**Required work:** For this exercise, copy out each line of the material below that includes "text".

(Dataset entries)
Begin
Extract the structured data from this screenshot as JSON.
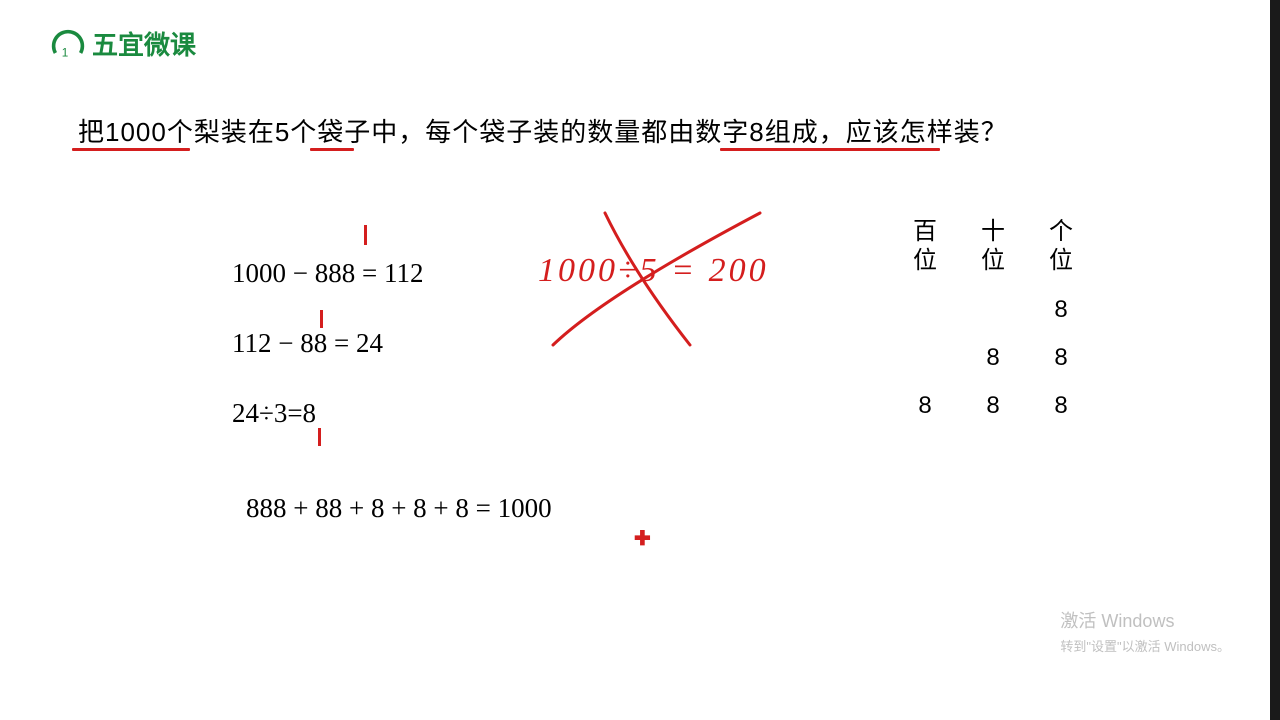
{
  "logo": {
    "text": "五宜微课",
    "color": "#1a8a3f",
    "number": "1"
  },
  "question": {
    "text": "把1000个梨装在5个袋子中，每个袋子装的数量都由数字8组成，应该怎样装？"
  },
  "underlines": {
    "color": "#d41e1e"
  },
  "math": {
    "line1": "1000 − 888 = 112",
    "line2": "112 − 88 = 24",
    "line3": "24÷3=8",
    "line4": "888 +  88 + 8 + 8 + 8 = 1000"
  },
  "handwritten": {
    "text": "1000÷5 = 200",
    "color": "#d41e1e"
  },
  "place_table": {
    "headers": [
      "百位",
      "十位",
      "个位"
    ],
    "rows": [
      [
        "",
        "",
        "8"
      ],
      [
        "",
        "8",
        "8"
      ],
      [
        "8",
        "8",
        "8"
      ]
    ]
  },
  "watermark": {
    "title": "激活 Windows",
    "subtitle": "转到\"设置\"以激活 Windows。"
  },
  "colors": {
    "annotation": "#d41e1e",
    "text": "#000000",
    "background": "#ffffff"
  }
}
End
**Expected answer:**
    "text": "五宜微课",
    "text": "把1000个梨装在5个袋子中，每个袋子装的数量都由数字8组成，应该怎样装？"
    "text": "1000÷5 = 200",
    "text": "#000000",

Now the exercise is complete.